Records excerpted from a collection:
········

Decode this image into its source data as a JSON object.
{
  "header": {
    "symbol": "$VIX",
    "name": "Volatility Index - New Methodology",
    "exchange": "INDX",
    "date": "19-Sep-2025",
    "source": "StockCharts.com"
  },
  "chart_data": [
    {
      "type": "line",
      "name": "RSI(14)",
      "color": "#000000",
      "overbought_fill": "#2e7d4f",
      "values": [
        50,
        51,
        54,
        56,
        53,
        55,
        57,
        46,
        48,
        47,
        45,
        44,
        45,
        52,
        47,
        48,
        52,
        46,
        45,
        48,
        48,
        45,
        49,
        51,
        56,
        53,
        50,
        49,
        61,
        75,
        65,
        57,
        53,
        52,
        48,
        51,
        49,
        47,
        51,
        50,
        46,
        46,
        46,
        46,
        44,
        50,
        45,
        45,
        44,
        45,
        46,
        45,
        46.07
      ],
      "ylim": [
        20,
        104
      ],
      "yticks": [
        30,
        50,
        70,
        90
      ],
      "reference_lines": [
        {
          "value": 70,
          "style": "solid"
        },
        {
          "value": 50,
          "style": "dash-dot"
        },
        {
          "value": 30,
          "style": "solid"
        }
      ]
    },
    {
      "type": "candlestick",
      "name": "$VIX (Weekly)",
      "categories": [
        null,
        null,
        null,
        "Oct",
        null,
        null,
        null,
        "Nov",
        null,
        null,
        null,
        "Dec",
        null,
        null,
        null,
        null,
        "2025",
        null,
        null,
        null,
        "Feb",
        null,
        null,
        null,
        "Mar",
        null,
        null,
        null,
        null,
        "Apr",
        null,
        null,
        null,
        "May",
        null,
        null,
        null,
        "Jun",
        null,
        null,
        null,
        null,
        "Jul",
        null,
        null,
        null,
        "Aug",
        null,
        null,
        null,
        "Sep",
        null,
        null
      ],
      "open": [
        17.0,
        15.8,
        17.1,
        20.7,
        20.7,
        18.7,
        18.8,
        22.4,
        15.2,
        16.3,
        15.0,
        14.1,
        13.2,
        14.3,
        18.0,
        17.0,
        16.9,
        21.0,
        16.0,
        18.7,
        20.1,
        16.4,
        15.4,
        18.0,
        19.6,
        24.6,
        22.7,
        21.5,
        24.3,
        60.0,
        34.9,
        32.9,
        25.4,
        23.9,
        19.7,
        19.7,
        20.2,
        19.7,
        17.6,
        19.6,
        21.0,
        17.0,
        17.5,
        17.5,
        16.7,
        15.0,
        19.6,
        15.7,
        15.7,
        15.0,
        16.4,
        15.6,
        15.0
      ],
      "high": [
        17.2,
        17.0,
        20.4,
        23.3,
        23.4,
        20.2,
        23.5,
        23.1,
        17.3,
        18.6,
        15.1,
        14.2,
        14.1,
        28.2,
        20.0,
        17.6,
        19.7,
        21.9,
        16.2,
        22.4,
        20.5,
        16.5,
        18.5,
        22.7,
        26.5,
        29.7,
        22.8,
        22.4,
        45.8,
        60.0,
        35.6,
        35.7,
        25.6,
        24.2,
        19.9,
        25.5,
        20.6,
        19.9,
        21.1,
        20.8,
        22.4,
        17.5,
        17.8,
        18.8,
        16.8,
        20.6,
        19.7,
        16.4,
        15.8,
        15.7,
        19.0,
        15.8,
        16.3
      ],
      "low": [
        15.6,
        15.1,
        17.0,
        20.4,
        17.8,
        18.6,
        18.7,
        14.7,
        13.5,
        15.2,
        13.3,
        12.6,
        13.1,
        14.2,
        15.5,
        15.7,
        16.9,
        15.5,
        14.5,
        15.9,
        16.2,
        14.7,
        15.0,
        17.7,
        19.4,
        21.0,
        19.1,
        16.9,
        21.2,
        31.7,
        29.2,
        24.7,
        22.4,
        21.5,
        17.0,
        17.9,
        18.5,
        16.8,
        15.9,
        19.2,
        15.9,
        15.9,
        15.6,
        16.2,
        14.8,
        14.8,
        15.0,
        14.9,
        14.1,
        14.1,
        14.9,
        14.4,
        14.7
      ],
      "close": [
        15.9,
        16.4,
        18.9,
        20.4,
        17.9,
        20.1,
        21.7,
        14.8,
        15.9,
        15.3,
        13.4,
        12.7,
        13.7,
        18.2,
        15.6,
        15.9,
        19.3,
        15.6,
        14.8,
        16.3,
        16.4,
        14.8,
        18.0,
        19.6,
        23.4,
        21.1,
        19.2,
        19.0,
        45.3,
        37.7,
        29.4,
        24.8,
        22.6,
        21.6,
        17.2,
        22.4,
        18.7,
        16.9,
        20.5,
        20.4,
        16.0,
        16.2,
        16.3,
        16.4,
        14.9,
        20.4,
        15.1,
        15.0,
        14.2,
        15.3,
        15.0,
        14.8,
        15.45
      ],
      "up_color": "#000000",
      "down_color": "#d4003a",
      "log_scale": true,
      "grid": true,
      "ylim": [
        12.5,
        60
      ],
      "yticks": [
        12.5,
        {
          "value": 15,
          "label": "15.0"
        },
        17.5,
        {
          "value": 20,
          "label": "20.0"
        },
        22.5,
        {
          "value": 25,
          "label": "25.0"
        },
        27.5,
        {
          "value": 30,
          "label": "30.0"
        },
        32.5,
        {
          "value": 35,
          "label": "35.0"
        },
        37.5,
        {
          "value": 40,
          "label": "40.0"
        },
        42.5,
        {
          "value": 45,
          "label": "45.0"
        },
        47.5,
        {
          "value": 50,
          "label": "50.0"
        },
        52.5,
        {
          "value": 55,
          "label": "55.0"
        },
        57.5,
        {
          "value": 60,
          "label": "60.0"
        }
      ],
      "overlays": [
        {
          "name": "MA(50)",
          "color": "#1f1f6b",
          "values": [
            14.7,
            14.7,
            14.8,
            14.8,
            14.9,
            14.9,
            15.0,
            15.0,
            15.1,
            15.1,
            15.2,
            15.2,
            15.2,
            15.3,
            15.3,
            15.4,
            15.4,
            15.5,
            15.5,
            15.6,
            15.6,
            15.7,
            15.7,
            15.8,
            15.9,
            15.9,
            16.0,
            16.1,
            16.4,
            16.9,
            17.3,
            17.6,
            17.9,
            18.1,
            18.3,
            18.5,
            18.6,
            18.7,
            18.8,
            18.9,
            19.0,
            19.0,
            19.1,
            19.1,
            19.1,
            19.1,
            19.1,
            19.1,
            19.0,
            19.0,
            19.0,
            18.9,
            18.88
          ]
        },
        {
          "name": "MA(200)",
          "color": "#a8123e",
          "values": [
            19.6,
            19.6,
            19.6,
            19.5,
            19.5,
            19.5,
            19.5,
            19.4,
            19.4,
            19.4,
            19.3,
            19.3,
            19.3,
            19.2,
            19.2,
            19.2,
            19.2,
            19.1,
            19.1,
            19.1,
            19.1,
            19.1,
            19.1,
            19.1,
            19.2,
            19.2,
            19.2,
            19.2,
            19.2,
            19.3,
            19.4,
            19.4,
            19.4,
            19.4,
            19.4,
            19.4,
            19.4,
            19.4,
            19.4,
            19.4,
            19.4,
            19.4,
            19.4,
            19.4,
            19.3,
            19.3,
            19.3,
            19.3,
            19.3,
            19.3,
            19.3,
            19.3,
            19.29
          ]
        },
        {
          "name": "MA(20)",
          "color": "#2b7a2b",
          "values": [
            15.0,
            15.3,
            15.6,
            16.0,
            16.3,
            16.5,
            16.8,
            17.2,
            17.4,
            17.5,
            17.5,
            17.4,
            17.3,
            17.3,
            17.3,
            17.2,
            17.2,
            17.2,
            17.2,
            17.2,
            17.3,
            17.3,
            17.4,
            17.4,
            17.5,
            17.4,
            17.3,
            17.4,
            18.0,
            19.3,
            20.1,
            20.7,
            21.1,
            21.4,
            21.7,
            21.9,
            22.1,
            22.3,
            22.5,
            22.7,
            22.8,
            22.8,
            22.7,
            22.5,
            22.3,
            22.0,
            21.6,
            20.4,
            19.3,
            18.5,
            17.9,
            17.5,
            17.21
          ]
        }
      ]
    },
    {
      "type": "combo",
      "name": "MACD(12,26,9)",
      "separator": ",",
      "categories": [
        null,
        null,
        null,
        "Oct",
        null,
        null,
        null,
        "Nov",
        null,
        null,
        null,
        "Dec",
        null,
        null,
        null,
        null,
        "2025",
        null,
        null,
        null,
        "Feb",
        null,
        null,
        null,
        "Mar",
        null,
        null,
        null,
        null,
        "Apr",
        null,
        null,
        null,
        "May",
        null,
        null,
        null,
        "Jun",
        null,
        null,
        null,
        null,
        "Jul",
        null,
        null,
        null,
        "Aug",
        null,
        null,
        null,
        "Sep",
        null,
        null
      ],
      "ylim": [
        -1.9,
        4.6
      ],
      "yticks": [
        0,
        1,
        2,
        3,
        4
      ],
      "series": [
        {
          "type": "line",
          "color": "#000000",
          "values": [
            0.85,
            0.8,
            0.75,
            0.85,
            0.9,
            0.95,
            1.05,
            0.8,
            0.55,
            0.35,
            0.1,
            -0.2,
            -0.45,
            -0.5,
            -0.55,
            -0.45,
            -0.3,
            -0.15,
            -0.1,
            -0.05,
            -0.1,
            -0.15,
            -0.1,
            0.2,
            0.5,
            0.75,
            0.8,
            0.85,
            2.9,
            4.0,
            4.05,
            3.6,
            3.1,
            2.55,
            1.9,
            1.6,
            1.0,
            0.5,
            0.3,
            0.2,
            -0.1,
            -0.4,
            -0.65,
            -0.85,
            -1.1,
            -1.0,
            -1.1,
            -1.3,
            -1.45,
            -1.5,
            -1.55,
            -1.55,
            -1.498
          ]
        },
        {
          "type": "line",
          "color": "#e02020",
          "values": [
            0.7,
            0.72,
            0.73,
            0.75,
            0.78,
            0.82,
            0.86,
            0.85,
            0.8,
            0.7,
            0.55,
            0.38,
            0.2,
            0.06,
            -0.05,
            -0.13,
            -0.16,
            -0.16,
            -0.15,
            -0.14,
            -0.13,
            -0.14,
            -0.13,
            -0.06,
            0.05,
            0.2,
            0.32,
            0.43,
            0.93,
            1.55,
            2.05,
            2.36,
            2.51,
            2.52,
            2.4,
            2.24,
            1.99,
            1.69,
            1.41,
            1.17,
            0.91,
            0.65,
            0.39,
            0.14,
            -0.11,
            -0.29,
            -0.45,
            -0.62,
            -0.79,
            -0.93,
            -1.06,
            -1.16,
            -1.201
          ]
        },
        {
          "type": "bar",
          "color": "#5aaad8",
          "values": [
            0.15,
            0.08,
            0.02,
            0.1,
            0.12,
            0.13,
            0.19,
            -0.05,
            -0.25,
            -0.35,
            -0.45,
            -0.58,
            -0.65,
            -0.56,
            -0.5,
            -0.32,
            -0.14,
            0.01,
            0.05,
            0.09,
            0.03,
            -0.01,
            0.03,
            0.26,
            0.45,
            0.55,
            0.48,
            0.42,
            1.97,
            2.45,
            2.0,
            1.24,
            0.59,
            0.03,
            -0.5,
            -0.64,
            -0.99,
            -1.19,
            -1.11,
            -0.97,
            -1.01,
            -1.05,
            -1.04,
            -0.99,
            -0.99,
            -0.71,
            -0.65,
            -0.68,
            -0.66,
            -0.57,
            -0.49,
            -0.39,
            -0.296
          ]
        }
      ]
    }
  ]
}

········

Of the lines in this material, state how many hold the string "source". Write no other words.

Output below: 2